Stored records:
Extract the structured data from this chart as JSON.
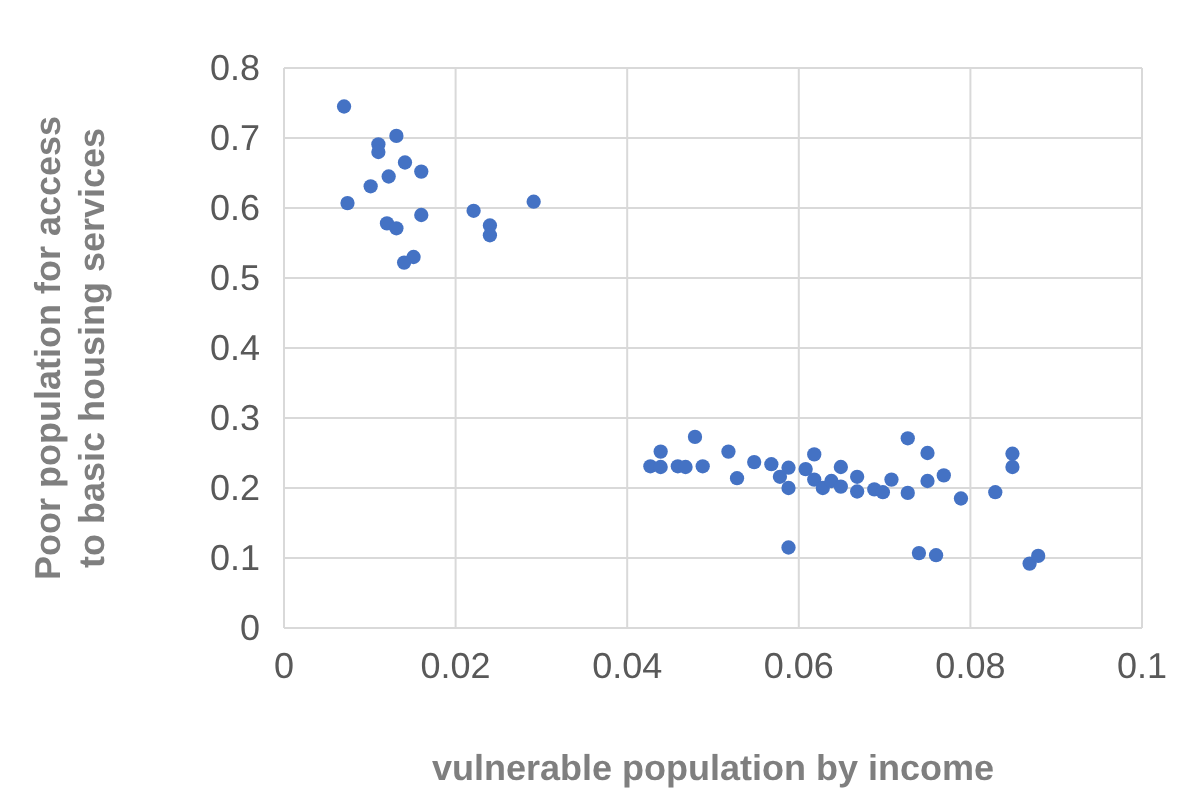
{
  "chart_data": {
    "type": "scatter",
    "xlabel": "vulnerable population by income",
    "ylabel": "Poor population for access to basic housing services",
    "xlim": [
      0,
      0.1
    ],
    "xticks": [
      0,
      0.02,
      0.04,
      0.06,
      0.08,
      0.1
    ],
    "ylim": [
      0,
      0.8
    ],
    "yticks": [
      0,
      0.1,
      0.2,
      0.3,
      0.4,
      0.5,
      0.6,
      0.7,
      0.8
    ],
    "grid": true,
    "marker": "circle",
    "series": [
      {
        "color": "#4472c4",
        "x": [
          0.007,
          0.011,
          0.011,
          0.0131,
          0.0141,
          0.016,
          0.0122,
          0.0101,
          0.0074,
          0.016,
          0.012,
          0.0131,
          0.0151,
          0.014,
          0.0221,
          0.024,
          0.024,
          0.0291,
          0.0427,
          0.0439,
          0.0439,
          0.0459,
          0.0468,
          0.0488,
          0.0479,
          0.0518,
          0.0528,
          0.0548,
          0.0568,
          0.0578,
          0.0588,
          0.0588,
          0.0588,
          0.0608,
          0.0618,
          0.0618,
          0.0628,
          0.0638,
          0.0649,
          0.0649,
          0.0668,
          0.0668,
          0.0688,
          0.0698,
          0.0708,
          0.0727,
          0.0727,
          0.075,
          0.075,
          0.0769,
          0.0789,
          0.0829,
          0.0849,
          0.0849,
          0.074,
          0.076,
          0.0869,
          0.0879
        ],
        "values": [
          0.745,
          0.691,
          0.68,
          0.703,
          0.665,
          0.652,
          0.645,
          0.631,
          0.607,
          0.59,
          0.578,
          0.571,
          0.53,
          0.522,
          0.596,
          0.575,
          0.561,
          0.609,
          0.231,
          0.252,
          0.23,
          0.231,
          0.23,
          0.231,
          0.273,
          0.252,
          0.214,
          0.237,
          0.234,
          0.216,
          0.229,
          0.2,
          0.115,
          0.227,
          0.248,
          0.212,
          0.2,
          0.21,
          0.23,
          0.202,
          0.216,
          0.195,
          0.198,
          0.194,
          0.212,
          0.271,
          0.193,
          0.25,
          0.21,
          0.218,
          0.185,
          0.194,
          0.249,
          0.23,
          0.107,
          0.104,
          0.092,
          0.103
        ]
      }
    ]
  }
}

- Instruction
Find each line holding the word "population" and copy it.

- The response
    "xlabel": "vulnerable population by income",
    "ylabel": "Poor population for access to basic housing services",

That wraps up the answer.